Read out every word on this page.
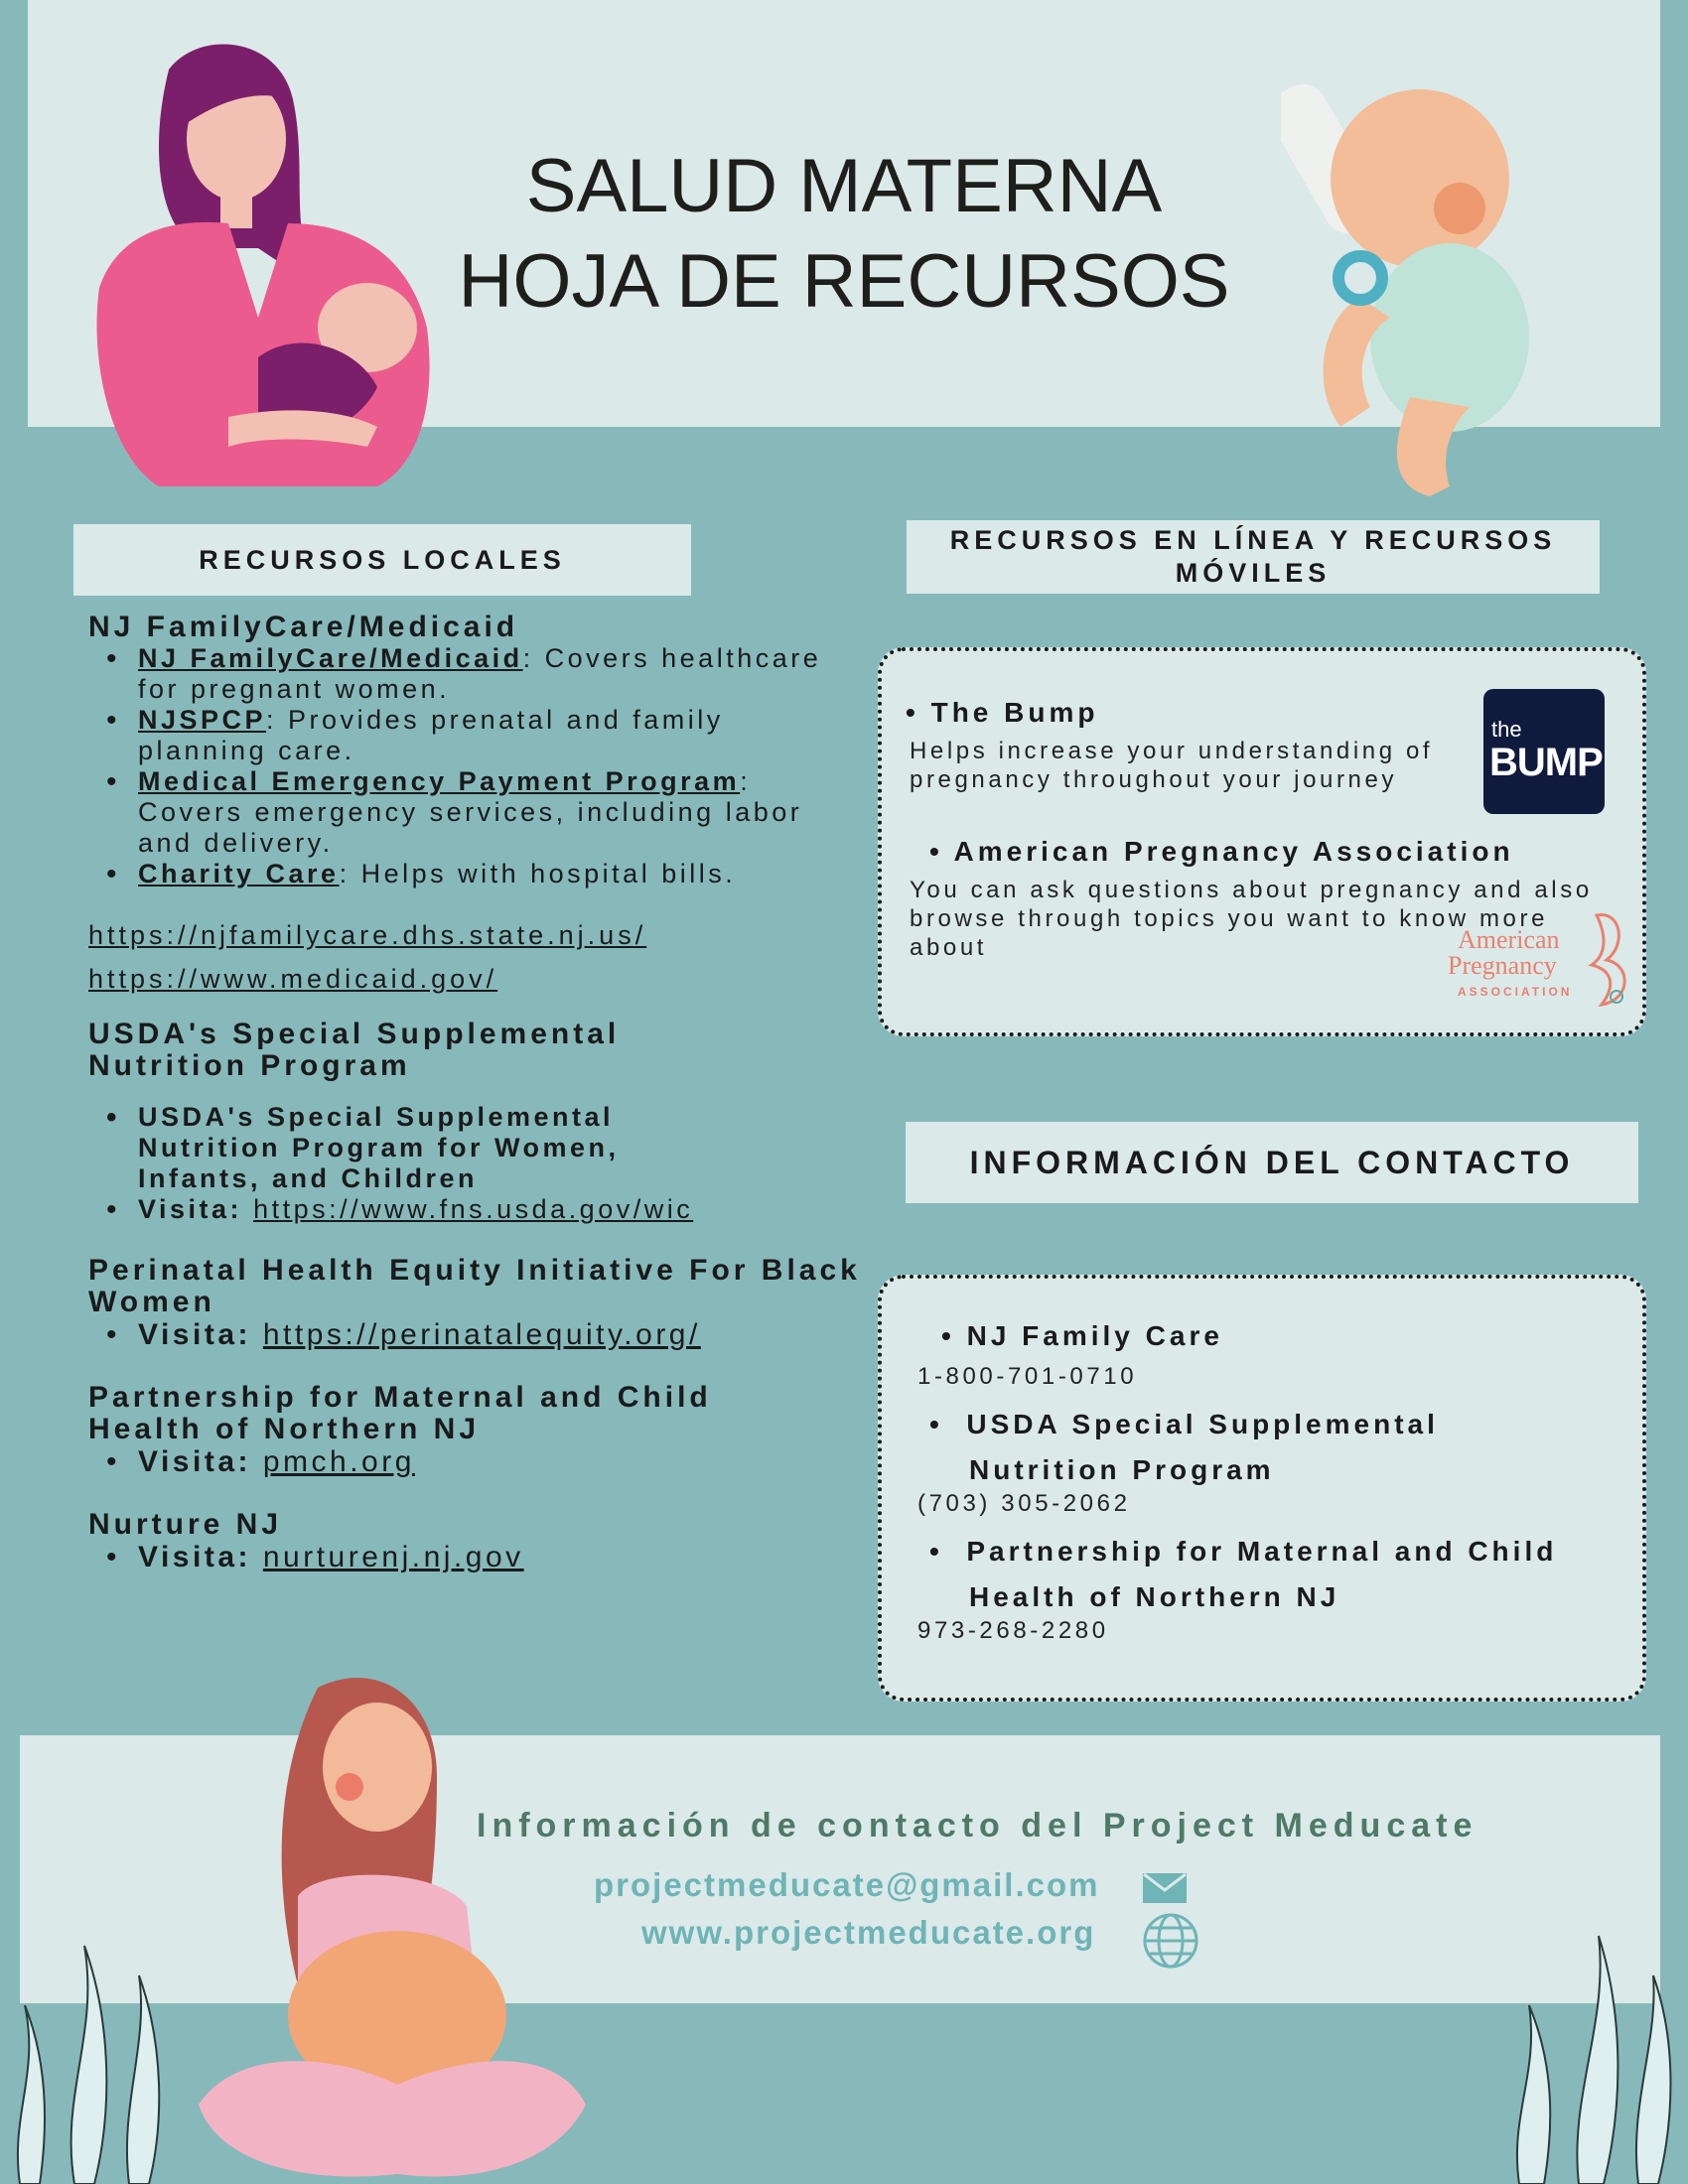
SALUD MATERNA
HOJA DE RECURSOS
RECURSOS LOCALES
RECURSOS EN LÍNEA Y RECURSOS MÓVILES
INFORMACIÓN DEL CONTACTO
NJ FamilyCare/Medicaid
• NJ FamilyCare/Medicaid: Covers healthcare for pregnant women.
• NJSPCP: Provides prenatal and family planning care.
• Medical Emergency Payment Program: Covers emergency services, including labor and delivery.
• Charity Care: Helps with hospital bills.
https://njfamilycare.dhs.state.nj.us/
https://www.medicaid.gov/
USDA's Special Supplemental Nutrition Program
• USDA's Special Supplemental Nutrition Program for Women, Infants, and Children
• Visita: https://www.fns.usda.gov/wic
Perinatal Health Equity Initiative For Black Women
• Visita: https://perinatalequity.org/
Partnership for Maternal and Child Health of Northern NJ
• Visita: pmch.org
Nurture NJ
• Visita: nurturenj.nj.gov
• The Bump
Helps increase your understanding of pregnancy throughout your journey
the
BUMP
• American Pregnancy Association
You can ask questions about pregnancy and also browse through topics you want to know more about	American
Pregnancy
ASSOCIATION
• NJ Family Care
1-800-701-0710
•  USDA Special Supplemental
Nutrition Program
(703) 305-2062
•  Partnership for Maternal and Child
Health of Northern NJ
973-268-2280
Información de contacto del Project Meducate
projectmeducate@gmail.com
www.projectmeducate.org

☆ ☆ ☆ ☆ ☆

§ Set task
How many lines in the records above contain the word "Northern"? Reply with the number alone.

§ Output
2